> Your instructions:
Records follow. Copy every line with "capacity".
##### Raw data #####
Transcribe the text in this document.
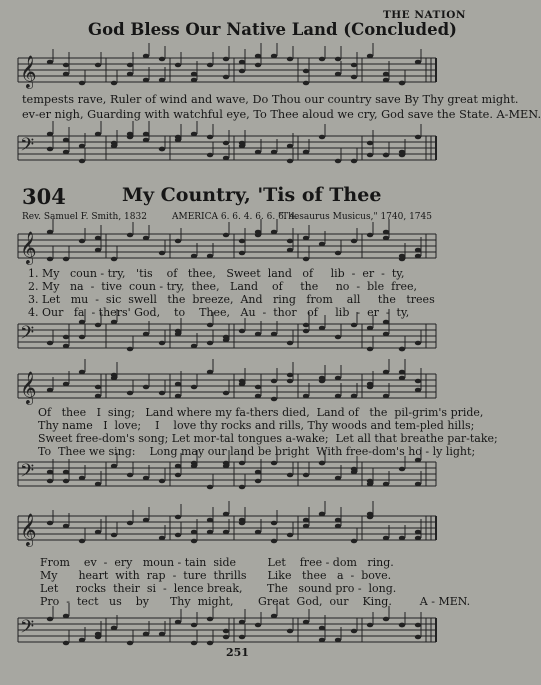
THE NATION
God Bless Our Native Land (Concluded)
𝄞
tempests rave, Ruler of wind and wave, Do Thou our country save By Thy great might.
ev-er nigh, Guarding with watchful eye, To Thee aloud we cry, God save the State. A-MEN.
𝄢
304	My Country, 'Tis of Thee
Rev. Samuel F. Smith, 1832	AMERICA 6. 6. 4. 6. 6. 6. 4.
"Thesaurus Musicus," 1740, 1745
𝄞
1. My   coun - try,   'tis    of   thee,   Sweet  land   of     lib  -  er  -  ty,
2. My   na  -  tive  coun - try,  thee,   Land    of     the     no  -  ble  free,
3. Let   mu  -  sic  swell   the  breeze,  And   ring   from    all     the   trees
4. Our   fa  - thers' God,    to    Thee,   Au  -  thor   of     lib  -  er  -  ty,
𝄢
𝄞
Of   thee   I  sing;   Land where my fa-thers died,  Land of   the  pil-grim's pride,
Thy name   I  love;    I    love thy rocks and rills, Thy woods and tem-pled hills;
Sweet free-dom's song; Let mor-tal tongues a-wake;  Let all that breathe par-take;
To  Thee we sing:    Long may our land be bright  With free-dom's ho - ly light;
𝄢
𝄞
From    ev  -  ery   moun - tain  side         Let    free - dom   ring.
My      heart  with  rap  -  ture  thrills      Like   thee   a  -  bove.
Let     rocks  their  si  -  lence break,       The   sound pro -  long.
Pro  -  tect   us    by      Thy  might,       Great  God,  our    King.        A - MEN.
𝄢
251
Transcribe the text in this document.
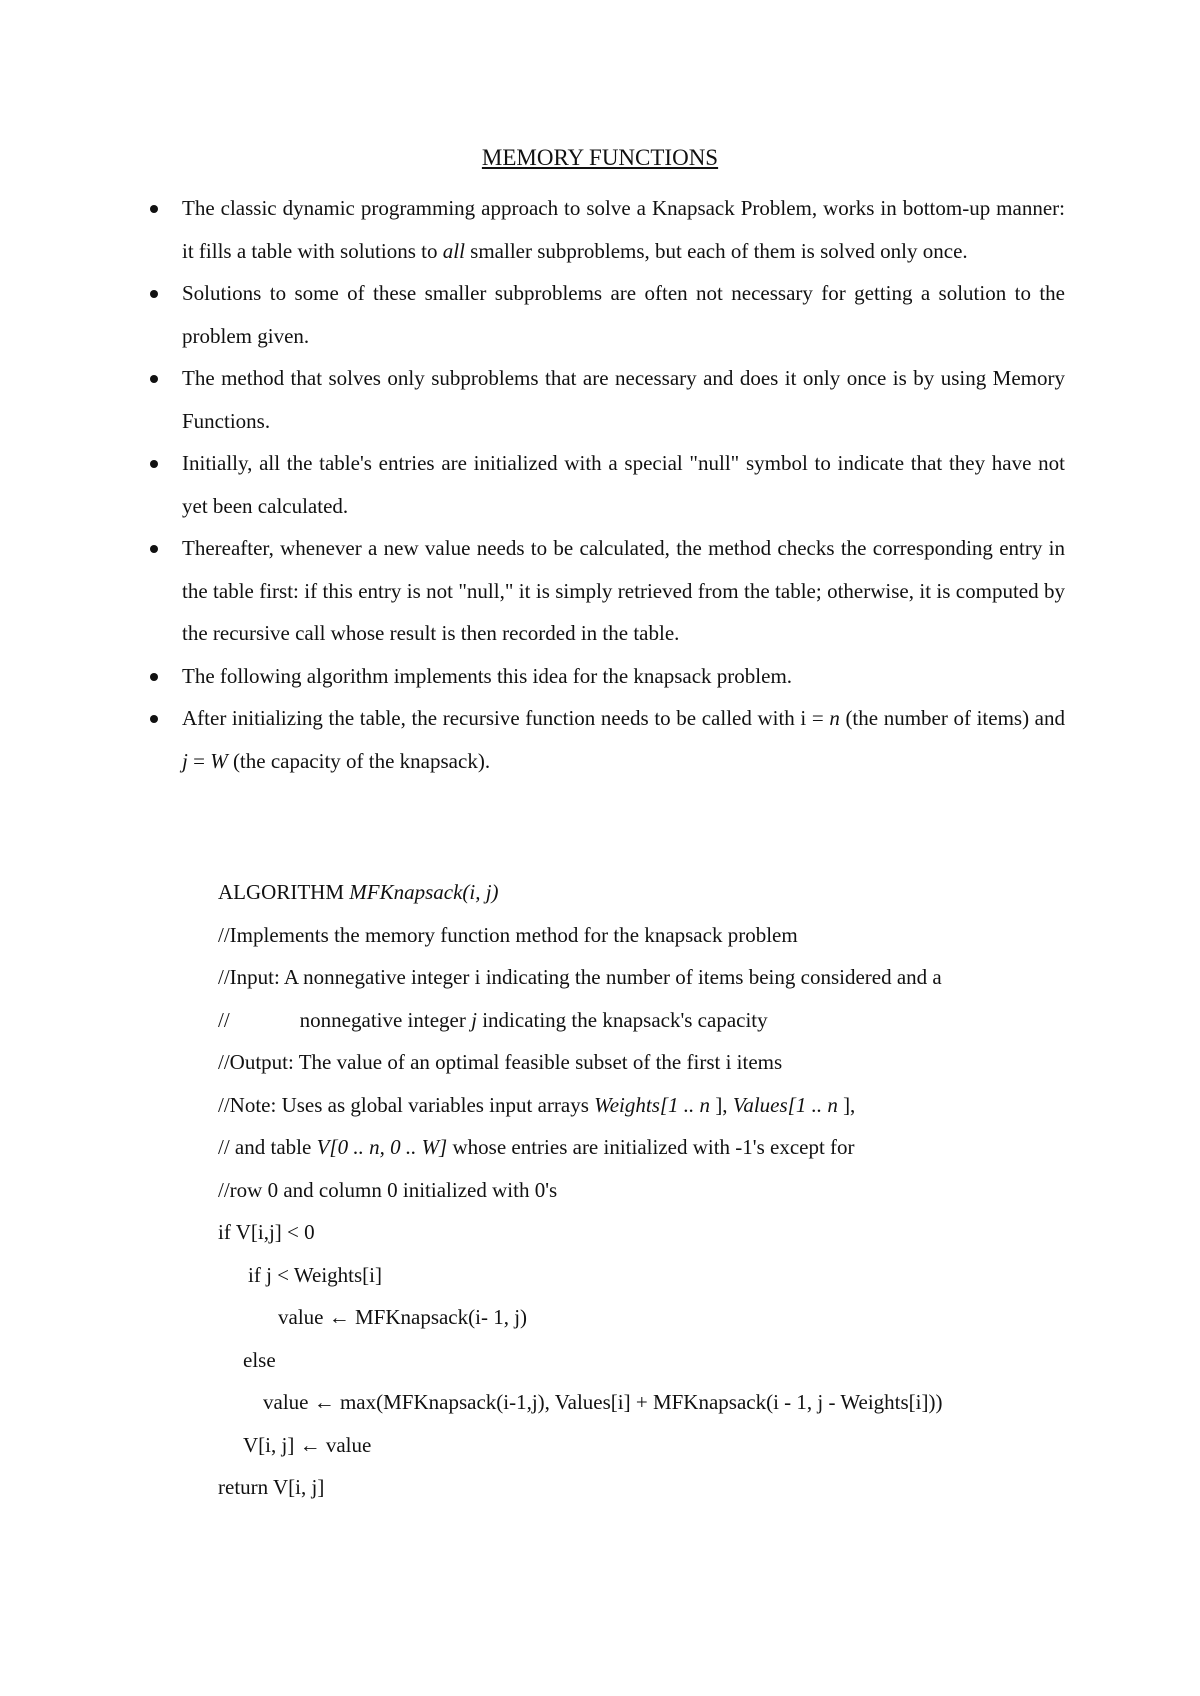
MEMORY FUNCTIONS
The classic dynamic programming approach to solve a Knapsack Problem, works in bottom-up manner: it fills a table with solutions to all smaller subproblems, but each of them is solved only once.
Solutions to some of these smaller subproblems are often not necessary for getting a solution to the problem given.
The method that solves only subproblems that are necessary and does it only once is by using Memory Functions.
Initially, all the table's entries are initialized with a special "null" symbol to indicate that they have not yet been calculated.
Thereafter, whenever a new value needs to be calculated, the method checks the corresponding entry in the table first: if this entry is not "null," it is simply retrieved from the table; otherwise, it is computed by the recursive call whose result is then recorded in the table.
The following algorithm implements this idea for the knapsack problem.
After initializing the table, the recursive function needs to be called with i = n (the number of items) and j = W (the capacity of the knapsack).
ALGORITHM MFKnapsack(i, j)
//Implements the memory function method for the knapsack problem
//Input: A nonnegative integer i indicating the number of items being considered and a
//	nonnegative integer j indicating the knapsack's capacity
//Output: The value of an optimal feasible subset of the first i items
//Note: Uses as global variables input arrays Weights[1 .. n ], Values[1 .. n ],
// and table V[0 .. n, 0 .. W] whose entries are initialized with -1's except for
//row 0 and column 0 initialized with 0's
if V[i,j] < 0
if j < Weights[i]
value ← MFKnapsack(i- 1, j)
else
value ← max(MFKnapsack(i-1,j), Values[i] + MFKnapsack(i - 1, j - Weights[i]))
V[i, j] ← value
return V[i, j]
#####
> Task solution:
After initializing the table, the recursive function needs to be called with i = n (the number of items) and j = W (the capacity of the knapsack).
//	nonnegative integer j indicating the knapsack's capacity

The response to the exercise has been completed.